## Task to complete:
Faithfully return all lines, omitting every embedded picture.

## Supplied records:
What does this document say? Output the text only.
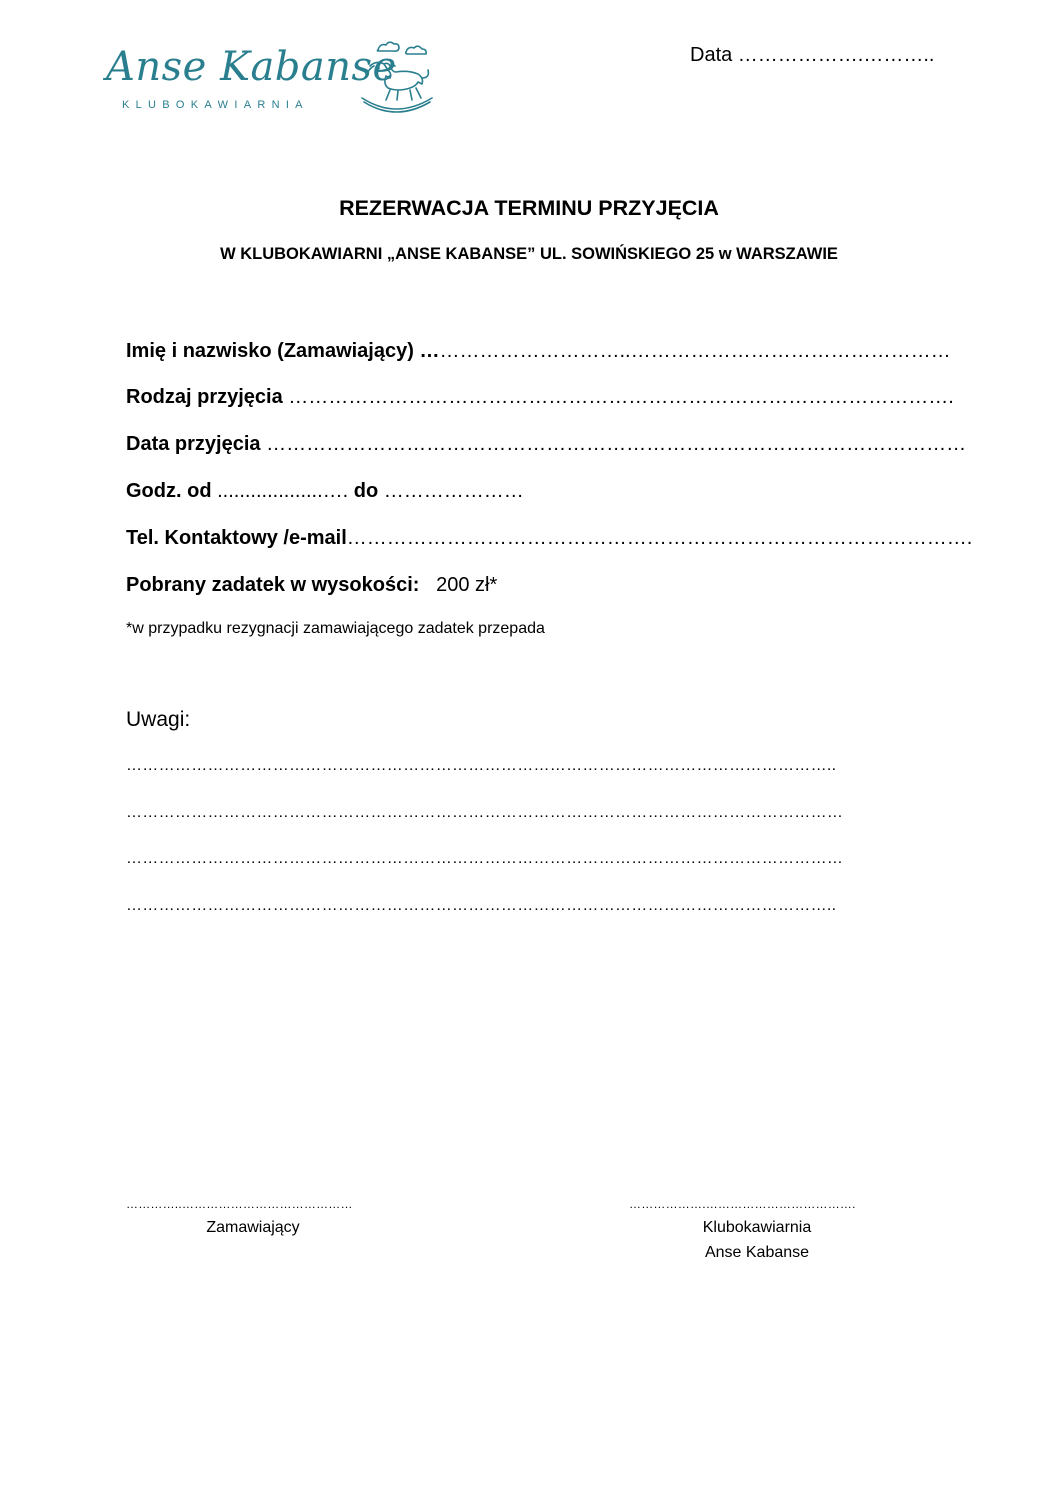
Anse Kabanse
KLUBOKAWIARNIA
Data ……………….………..
REZERWACJA TERMINU PRZYJĘCIA
W KLUBOKAWIARNI „ANSE KABANSE” UL. SOWIŃSKIEGO 25 w WARSZAWIE
Imię i nazwisko (Zamawiający) …………………………..…………………………………………
Rodzaj przyjęcia ……………………………………………………………………………………….
Data przyjęcia ……………………………………………………………………………………………
Godz. od ...................…. do …………………
Tel. Kontaktowy /e-mail………………………………………………………………………………….
Pobrany zadatek w wysokości: 200 zł*
*w przypadku rezygnacji zamawiającego zadatek przepada
Uwagi:
…………………………………………………………………………………………………………………..
……………………………………………………………………………………………………………………
……………………………………………………………………………………………………………………
…………………………………………………………………………………………………………………..
…………..……………………………………
Zamawiający
……………….……………………………….
Klubokawiarnia
Anse Kabanse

## Exercise output:
What does this document say? Output the text only.
Anse Kabanse
KLUBOKAWIARNIA
Data ……………….………..
REZERWACJA TERMINU PRZYJĘCIA
W KLUBOKAWIARNI „ANSE KABANSE” UL. SOWIŃSKIEGO 25 w WARSZAWIE
Imię i nazwisko (Zamawiający) …………………………..…………………………………………
Rodzaj przyjęcia ……………………………………………………………………………………….
Data przyjęcia ……………………………………………………………………………………………
Godz. od ...................…. do …………………
Tel. Kontaktowy /e-mail………………………………………………………………………………….
Pobrany zadatek w wysokości: 200 zł*
*w przypadku rezygnacji zamawiającego zadatek przepada
Uwagi:
…………………………………………………………………………………………………………………..
……………………………………………………………………………………………………………………
……………………………………………………………………………………………………………………
…………………………………………………………………………………………………………………..
…………..……………………………………
Zamawiający
……………….……………………………….
Klubokawiarnia
Anse Kabanse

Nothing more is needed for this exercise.